_What to produce_
Images embedded in the records are excluded; print everything else exactly as given.

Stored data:
## START

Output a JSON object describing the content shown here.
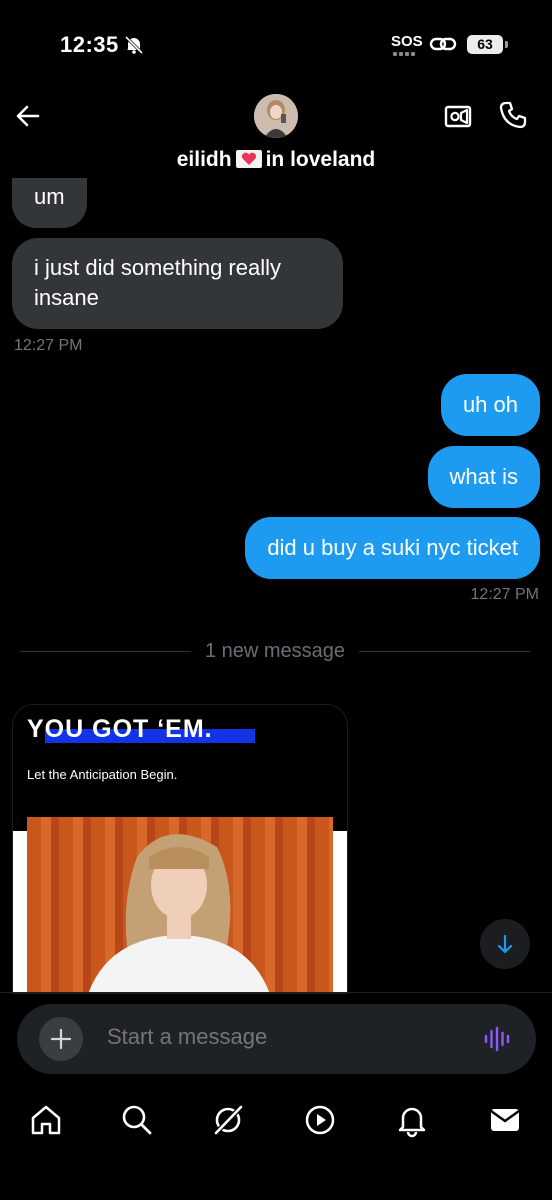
{
  "status_bar": {
    "time": "12:35",
    "sos": "SOS",
    "battery": "63"
  },
  "header": {
    "contact_name_first": "eilidh",
    "contact_name_rest": "in loveland"
  },
  "messages": [
    {
      "direction": "in",
      "text": "um"
    },
    {
      "direction": "in",
      "text": "i just did something really insane"
    },
    {
      "direction": "out",
      "text": "uh oh"
    },
    {
      "direction": "out",
      "text": "what is"
    },
    {
      "direction": "out",
      "text": "did u buy a suki nyc ticket"
    }
  ],
  "timestamps": {
    "incoming": "12:27 PM",
    "outgoing": "12:27 PM"
  },
  "divider_label": "1 new message",
  "media_card": {
    "title": "YOU GOT ‘EM.",
    "subtitle": "Let the Anticipation Begin."
  },
  "composer": {
    "placeholder": "Start a message"
  },
  "colors": {
    "outgoing_bubble": "#1d9bf0",
    "incoming_bubble": "#333639",
    "voice_accent": "#8b5cf6"
  },
  "nav_icons": [
    "home-icon",
    "search-icon",
    "grok-icon",
    "video-icon",
    "notifications-icon",
    "messages-icon"
  ]
}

## END

_Written solution_
Output a JSON object describing the content shown here.
{
  "status_bar": {
    "time": "12:35",
    "sos": "SOS",
    "battery": "63"
  },
  "header": {
    "contact_name_first": "eilidh",
    "contact_name_rest": "in loveland"
  },
  "messages": [
    {
      "direction": "in",
      "text": "um"
    },
    {
      "direction": "in",
      "text": "i just did something really insane"
    },
    {
      "direction": "out",
      "text": "uh oh"
    },
    {
      "direction": "out",
      "text": "what is"
    },
    {
      "direction": "out",
      "text": "did u buy a suki nyc ticket"
    }
  ],
  "timestamps": {
    "incoming": "12:27 PM",
    "outgoing": "12:27 PM"
  },
  "divider_label": "1 new message",
  "media_card": {
    "title": "YOU GOT ‘EM.",
    "subtitle": "Let the Anticipation Begin."
  },
  "composer": {
    "placeholder": "Start a message"
  },
  "colors": {
    "outgoing_bubble": "#1d9bf0",
    "incoming_bubble": "#333639",
    "voice_accent": "#8b5cf6"
  },
  "nav_icons": [
    "home-icon",
    "search-icon",
    "grok-icon",
    "video-icon",
    "notifications-icon",
    "messages-icon"
  ]
}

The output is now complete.